▶ _TASK DETAILS_:
Identify the lines that contain the string "Analysts", then copy each of them.
*** GIVEN RECORDS ***
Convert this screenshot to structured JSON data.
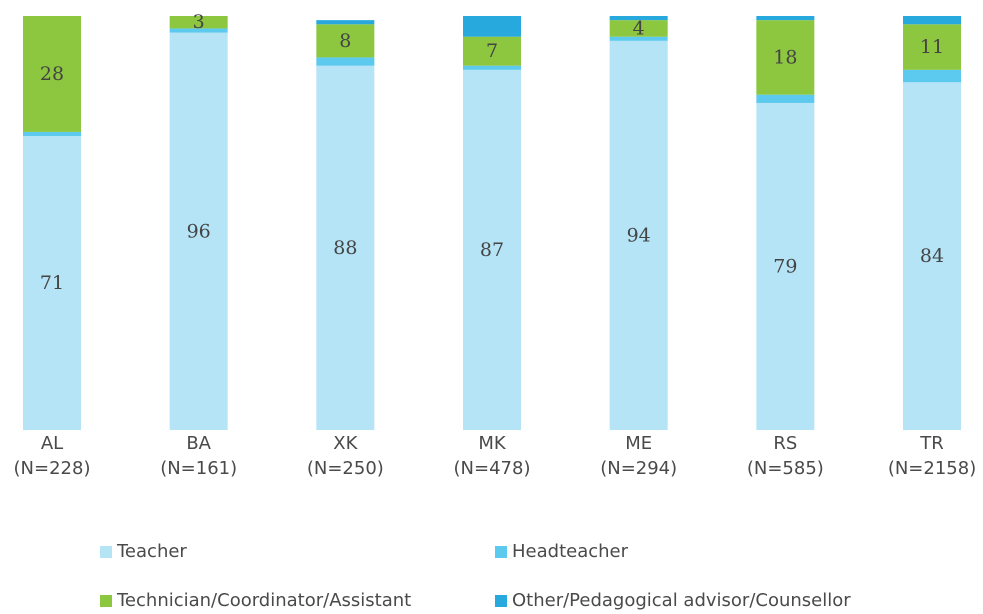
{
  "chart_data": {
    "type": "stacked_bar",
    "categories": [
      "AL",
      "BA",
      "XK",
      "MK",
      "ME",
      "RS",
      "TR"
    ],
    "category_counts": [
      "(N=228)",
      "(N=161)",
      "(N=250)",
      "(N=478)",
      "(N=294)",
      "(N=585)",
      "(N=2158)"
    ],
    "ylim": [
      0,
      100
    ],
    "series": [
      {
        "name": "Teacher",
        "color": "#b5e4f6",
        "values": [
          71,
          96,
          88,
          87,
          94,
          79,
          84
        ],
        "labels": true
      },
      {
        "name": "Headteacher",
        "color": "#5cc9ee",
        "values": [
          1,
          1,
          2,
          1,
          1,
          2,
          3
        ],
        "labels": false
      },
      {
        "name": "Technician/Coordinator/Assistant",
        "color": "#8dc63f",
        "values": [
          28,
          3,
          8,
          7,
          4,
          18,
          11
        ],
        "labels": true
      },
      {
        "name": "Other/Pedagogical advisor/Counsellor",
        "color": "#27a9de",
        "values": [
          0,
          0,
          1,
          5,
          1,
          1,
          2
        ],
        "labels": false
      }
    ]
  }
}
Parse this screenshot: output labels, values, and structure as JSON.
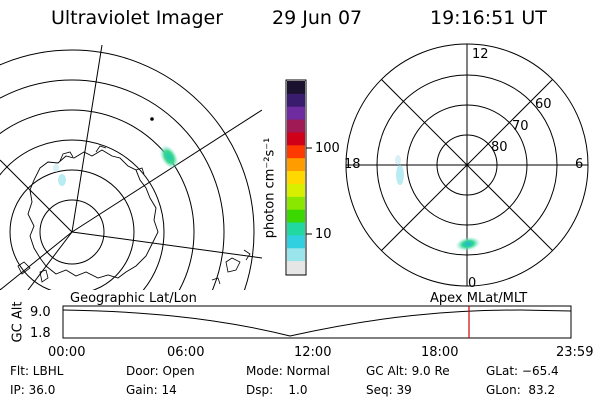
{
  "header": {
    "instrument": "Ultraviolet Imager",
    "date": "29 Jun 07",
    "time": "19:16:51 UT"
  },
  "colorbar": {
    "unit_label": "photon cm⁻²s⁻¹",
    "tick_100": "100",
    "tick_10": "10",
    "colors": [
      "#1b1230",
      "#3a1c6e",
      "#6f2ca0",
      "#a01a55",
      "#d00018",
      "#ff3a00",
      "#ff9c00",
      "#ffd800",
      "#d8f000",
      "#8ae800",
      "#3ad800",
      "#20d8a0",
      "#30d0e0",
      "#9ae4ec",
      "#e6e6e6"
    ]
  },
  "polar_plot": {
    "mlt_12": "12",
    "mlt_18": "18",
    "mlt_6": "6",
    "mlt_0": "0",
    "lat_60": "60",
    "lat_70": "70",
    "lat_80": "80"
  },
  "map_labels": {
    "left": "Geographic Lat/Lon",
    "right": "Apex MLat/MLT"
  },
  "timeline": {
    "ylabel": "GC Alt",
    "y_top": "9.0",
    "y_bottom": "1.8",
    "ticks": [
      "00:00",
      "06:00",
      "12:00",
      "18:00",
      "23:59"
    ],
    "marker_color": "#d00000"
  },
  "status": {
    "flt": "Flt: LBHL",
    "ip": "IP: 36.0",
    "door": "Door: Open",
    "gain": "Gain: 14",
    "mode": "Mode: Normal",
    "dsp": "Dsp:    1.0",
    "gc_alt": "GC Alt: 9.0 Re",
    "seq": "Seq: 39",
    "glat": "GLat: −65.4",
    "glon": "GLon:  83.2"
  }
}
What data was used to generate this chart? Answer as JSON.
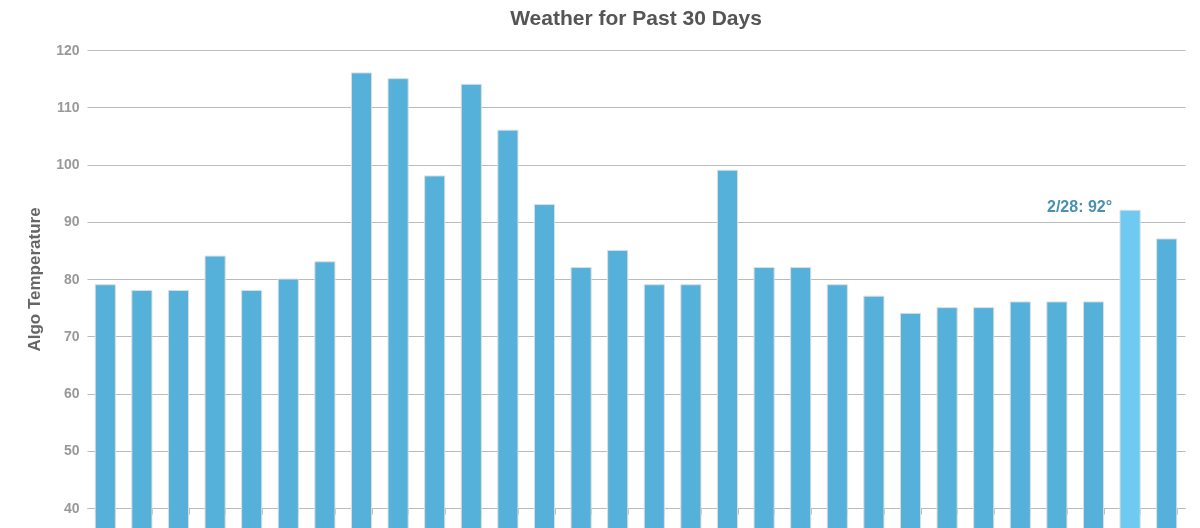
{
  "chart_data": {
    "type": "bar",
    "title": "Weather for Past 30 Days",
    "ylabel": "Algo Temperature",
    "categories": [
      null,
      null,
      null,
      null,
      null,
      null,
      null,
      null,
      null,
      null,
      null,
      null,
      null,
      null,
      null,
      null,
      null,
      null,
      null,
      null,
      null,
      null,
      null,
      null,
      null,
      null,
      null,
      null,
      null,
      null
    ],
    "values": [
      79,
      78,
      78,
      84,
      78,
      80,
      83,
      116,
      115,
      98,
      114,
      106,
      93,
      82,
      85,
      79,
      79,
      99,
      82,
      82,
      79,
      77,
      74,
      75,
      75,
      76,
      76,
      76,
      92,
      87
    ],
    "colors": [
      "#55b1d9",
      "#55b1d9",
      "#55b1d9",
      "#55b1d9",
      "#55b1d9",
      "#55b1d9",
      "#55b1d9",
      "#55b1d9",
      "#55b1d9",
      "#55b1d9",
      "#55b1d9",
      "#55b1d9",
      "#55b1d9",
      "#55b1d9",
      "#55b1d9",
      "#55b1d9",
      "#55b1d9",
      "#55b1d9",
      "#55b1d9",
      "#55b1d9",
      "#55b1d9",
      "#55b1d9",
      "#55b1d9",
      "#55b1d9",
      "#55b1d9",
      "#55b1d9",
      "#55b1d9",
      "#55b1d9",
      "#6ecaf0",
      "#55b1d9"
    ],
    "ylim": [
      40,
      120
    ],
    "yticks": [
      40,
      50,
      60,
      70,
      80,
      90,
      100,
      110,
      120
    ],
    "grid": "y",
    "annotations": [
      "2/28: 92°"
    ]
  }
}
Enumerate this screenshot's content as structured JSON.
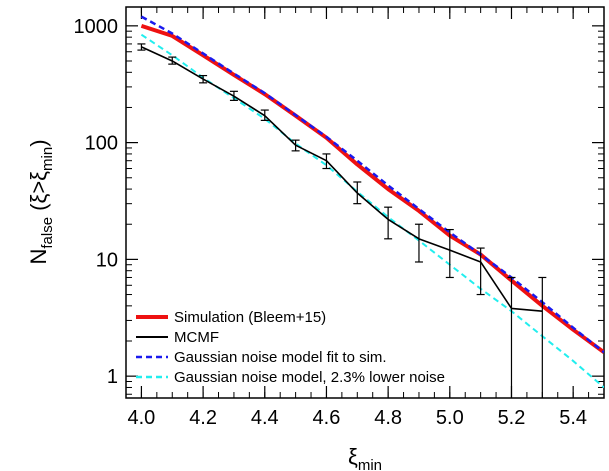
{
  "chart_data": {
    "type": "line",
    "x_axis": {
      "label_main": "ξ",
      "label_sub": "min",
      "range": [
        3.95,
        5.5
      ],
      "ticks": [
        4.0,
        4.2,
        4.4,
        4.6,
        4.8,
        5.0,
        5.2,
        5.4
      ],
      "tick_labels": [
        "4.0",
        "4.2",
        "4.4",
        "4.6",
        "4.8",
        "5.0",
        "5.2",
        "5.4"
      ]
    },
    "y_axis": {
      "label_main": "N",
      "label_sub": "false",
      "label_paren_open": " (ξ>ξ",
      "label_paren_sub": "min",
      "label_paren_close": ")",
      "scale": "log",
      "range": [
        0.65,
        1450
      ],
      "ticks": [
        1,
        10,
        100,
        1000
      ],
      "tick_labels": [
        "1",
        "10",
        "100",
        "1000"
      ]
    },
    "grid": false,
    "legend_position": "bottom-left",
    "series": [
      {
        "name": "Simulation (Bleem+15)",
        "color": "#ee1111",
        "style": "solid",
        "x": [
          4.0,
          4.1,
          4.2,
          4.3,
          4.4,
          4.5,
          4.6,
          4.7,
          4.8,
          4.9,
          5.0,
          5.1,
          5.2,
          5.3,
          5.4,
          5.5
        ],
        "y": [
          1000,
          820,
          560,
          380,
          260,
          170,
          110,
          65,
          40,
          26,
          16,
          11,
          6.6,
          4.0,
          2.5,
          1.6
        ]
      },
      {
        "name": "MCMF",
        "color": "#000000",
        "style": "solid",
        "x": [
          4.0,
          4.1,
          4.2,
          4.3,
          4.4,
          4.5,
          4.6,
          4.7,
          4.8,
          4.9,
          5.0,
          5.1,
          5.2,
          5.3
        ],
        "y": [
          660,
          500,
          350,
          250,
          170,
          95,
          70,
          37,
          22,
          15,
          12,
          9.5,
          3.8,
          3.6
        ],
        "err_lo": [
          620,
          470,
          325,
          230,
          155,
          85,
          60,
          30,
          15,
          9.5,
          7,
          5,
          0.55,
          0.55
        ],
        "err_hi": [
          700,
          540,
          375,
          275,
          190,
          105,
          80,
          46,
          28,
          20,
          18,
          12.5,
          7.0,
          7.0
        ]
      },
      {
        "name": "Gaussian noise model fit to sim.",
        "color": "#1a1aee",
        "style": "dashed",
        "x": [
          4.0,
          4.1,
          4.2,
          4.3,
          4.4,
          4.5,
          4.6,
          4.7,
          4.8,
          4.9,
          5.0,
          5.1,
          5.2,
          5.3,
          5.4,
          5.5
        ],
        "y": [
          1200,
          860,
          580,
          390,
          265,
          172,
          112,
          70,
          43,
          27,
          17,
          11,
          7,
          4.3,
          2.6,
          1.6
        ]
      },
      {
        "name": "Gaussian noise model, 2.3% lower noise",
        "color": "#22eeee",
        "style": "dashed",
        "x": [
          4.0,
          4.1,
          4.2,
          4.3,
          4.4,
          4.5,
          4.6,
          4.7,
          4.8,
          4.9,
          5.0,
          5.1,
          5.2,
          5.3,
          5.4,
          5.5
        ],
        "y": [
          840,
          560,
          360,
          240,
          160,
          98,
          64,
          38,
          23,
          14.5,
          9,
          5.6,
          3.6,
          2.2,
          1.35,
          0.8
        ]
      }
    ]
  }
}
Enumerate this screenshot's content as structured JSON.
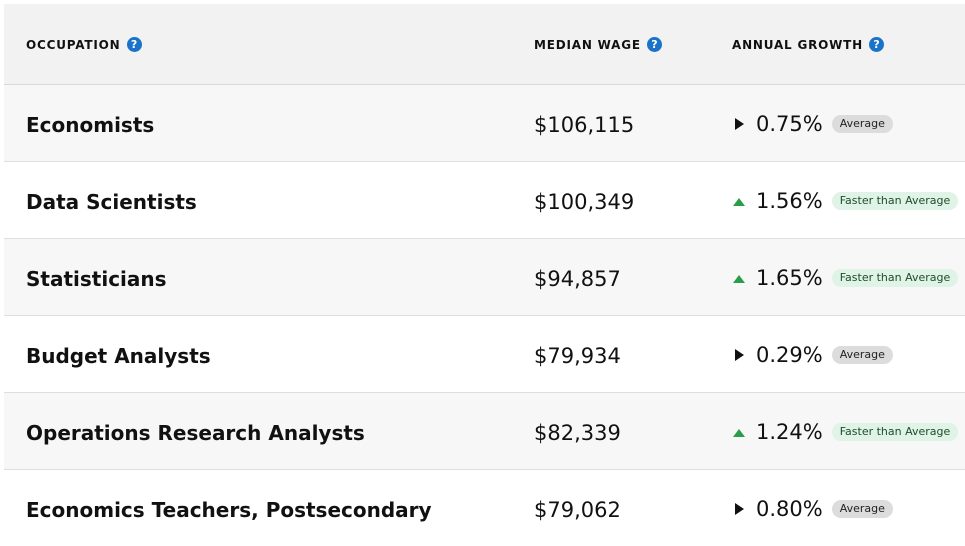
{
  "header": {
    "occupation_label": "OCCUPATION",
    "wage_label": "MEDIAN WAGE",
    "growth_label": "ANNUAL GROWTH",
    "help_glyph": "?"
  },
  "rows": [
    {
      "occupation": "Economists",
      "wage": "$106,115",
      "growth": "0.75%",
      "trend": "steady",
      "badge": "Average"
    },
    {
      "occupation": "Data Scientists",
      "wage": "$100,349",
      "growth": "1.56%",
      "trend": "up",
      "badge": "Faster than Average"
    },
    {
      "occupation": "Statisticians",
      "wage": "$94,857",
      "growth": "1.65%",
      "trend": "up",
      "badge": "Faster than Average"
    },
    {
      "occupation": "Budget Analysts",
      "wage": "$79,934",
      "growth": "0.29%",
      "trend": "steady",
      "badge": "Average"
    },
    {
      "occupation": "Operations Research Analysts",
      "wage": "$82,339",
      "growth": "1.24%",
      "trend": "up",
      "badge": "Faster than Average"
    },
    {
      "occupation": "Economics Teachers, Postsecondary",
      "wage": "$79,062",
      "growth": "0.80%",
      "trend": "steady",
      "badge": "Average"
    }
  ],
  "colors": {
    "up_arrow": "#2a9d4a",
    "steady_arrow": "#111111",
    "help_icon": "#1a73c9"
  }
}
***
▶ _CORRECT OUTPUT_:
      "occupation": "Budget Analysts",
      "occupation": "Operations Research Analysts",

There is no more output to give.